* Problem description
Count the lines containing "data" in the entries underneath, and state that count without anything else.

* Stored rows
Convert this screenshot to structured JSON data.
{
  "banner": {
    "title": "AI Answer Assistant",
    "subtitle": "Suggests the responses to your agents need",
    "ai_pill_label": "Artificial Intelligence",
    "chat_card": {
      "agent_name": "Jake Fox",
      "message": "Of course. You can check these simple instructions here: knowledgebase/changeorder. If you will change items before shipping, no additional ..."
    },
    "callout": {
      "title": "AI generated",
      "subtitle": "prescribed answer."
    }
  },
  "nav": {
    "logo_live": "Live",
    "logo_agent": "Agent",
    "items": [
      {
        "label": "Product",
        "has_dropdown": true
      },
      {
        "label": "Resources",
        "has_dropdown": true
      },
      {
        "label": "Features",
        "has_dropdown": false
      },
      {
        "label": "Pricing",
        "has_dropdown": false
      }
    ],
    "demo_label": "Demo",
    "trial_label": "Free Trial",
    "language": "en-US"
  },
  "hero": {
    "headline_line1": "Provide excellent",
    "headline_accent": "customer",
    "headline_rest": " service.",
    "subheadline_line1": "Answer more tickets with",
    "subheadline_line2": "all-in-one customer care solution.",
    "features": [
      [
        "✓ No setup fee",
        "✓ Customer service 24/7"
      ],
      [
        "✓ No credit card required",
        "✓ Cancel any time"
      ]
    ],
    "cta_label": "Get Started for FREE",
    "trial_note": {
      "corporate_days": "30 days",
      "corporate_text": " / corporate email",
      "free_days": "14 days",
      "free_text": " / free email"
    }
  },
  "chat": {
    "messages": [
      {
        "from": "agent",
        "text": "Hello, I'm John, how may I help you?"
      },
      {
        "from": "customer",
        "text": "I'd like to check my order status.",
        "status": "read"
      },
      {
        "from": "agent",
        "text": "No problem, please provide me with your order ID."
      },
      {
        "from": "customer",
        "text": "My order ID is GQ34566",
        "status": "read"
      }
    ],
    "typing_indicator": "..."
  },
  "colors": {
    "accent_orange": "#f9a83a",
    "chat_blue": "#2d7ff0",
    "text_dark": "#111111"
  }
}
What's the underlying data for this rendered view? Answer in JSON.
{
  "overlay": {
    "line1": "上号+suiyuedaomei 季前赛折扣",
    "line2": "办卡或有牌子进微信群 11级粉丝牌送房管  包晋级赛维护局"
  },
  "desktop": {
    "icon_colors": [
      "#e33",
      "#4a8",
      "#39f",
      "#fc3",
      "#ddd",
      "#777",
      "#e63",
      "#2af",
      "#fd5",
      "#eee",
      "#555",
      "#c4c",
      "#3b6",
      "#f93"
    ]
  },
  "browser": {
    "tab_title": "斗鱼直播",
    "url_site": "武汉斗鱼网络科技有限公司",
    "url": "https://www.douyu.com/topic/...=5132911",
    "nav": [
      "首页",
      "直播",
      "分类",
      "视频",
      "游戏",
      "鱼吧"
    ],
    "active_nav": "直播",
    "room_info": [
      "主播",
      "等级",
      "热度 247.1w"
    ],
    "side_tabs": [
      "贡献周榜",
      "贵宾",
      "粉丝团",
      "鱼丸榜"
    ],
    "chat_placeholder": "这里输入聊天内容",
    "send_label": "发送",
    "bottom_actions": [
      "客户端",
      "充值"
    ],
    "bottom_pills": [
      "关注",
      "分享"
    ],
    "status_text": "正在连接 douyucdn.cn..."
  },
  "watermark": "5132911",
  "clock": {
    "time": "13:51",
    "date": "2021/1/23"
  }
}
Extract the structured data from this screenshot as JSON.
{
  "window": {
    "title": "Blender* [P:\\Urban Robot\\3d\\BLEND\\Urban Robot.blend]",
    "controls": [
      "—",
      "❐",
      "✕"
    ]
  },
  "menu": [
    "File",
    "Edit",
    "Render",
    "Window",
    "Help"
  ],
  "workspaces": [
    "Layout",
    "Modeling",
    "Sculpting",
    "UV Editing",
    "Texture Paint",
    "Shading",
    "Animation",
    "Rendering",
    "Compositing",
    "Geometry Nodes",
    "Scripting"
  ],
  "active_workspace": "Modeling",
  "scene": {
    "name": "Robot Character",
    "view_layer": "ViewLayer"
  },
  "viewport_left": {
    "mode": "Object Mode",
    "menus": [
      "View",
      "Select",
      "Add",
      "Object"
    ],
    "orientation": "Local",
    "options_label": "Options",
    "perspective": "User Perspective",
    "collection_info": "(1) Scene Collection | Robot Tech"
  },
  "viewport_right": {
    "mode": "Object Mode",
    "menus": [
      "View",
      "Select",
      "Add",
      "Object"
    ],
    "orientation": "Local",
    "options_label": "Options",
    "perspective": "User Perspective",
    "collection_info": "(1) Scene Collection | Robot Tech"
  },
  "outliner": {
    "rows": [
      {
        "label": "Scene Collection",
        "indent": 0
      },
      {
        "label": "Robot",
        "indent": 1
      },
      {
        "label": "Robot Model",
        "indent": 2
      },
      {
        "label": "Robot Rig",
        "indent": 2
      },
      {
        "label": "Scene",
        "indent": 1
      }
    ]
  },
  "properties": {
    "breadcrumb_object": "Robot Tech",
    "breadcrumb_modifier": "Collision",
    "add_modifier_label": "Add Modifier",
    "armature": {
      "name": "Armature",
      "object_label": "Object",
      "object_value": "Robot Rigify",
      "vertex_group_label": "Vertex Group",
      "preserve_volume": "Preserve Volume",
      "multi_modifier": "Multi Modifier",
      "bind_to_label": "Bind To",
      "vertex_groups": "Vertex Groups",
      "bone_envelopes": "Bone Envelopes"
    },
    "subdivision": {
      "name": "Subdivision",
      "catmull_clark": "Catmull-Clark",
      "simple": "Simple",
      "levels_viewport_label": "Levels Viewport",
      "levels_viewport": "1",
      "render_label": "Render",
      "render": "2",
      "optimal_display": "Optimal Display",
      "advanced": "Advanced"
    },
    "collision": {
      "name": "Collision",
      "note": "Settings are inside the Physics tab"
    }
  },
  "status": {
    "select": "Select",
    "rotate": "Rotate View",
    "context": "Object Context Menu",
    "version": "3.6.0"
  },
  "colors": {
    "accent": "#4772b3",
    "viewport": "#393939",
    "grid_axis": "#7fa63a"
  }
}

* The result
3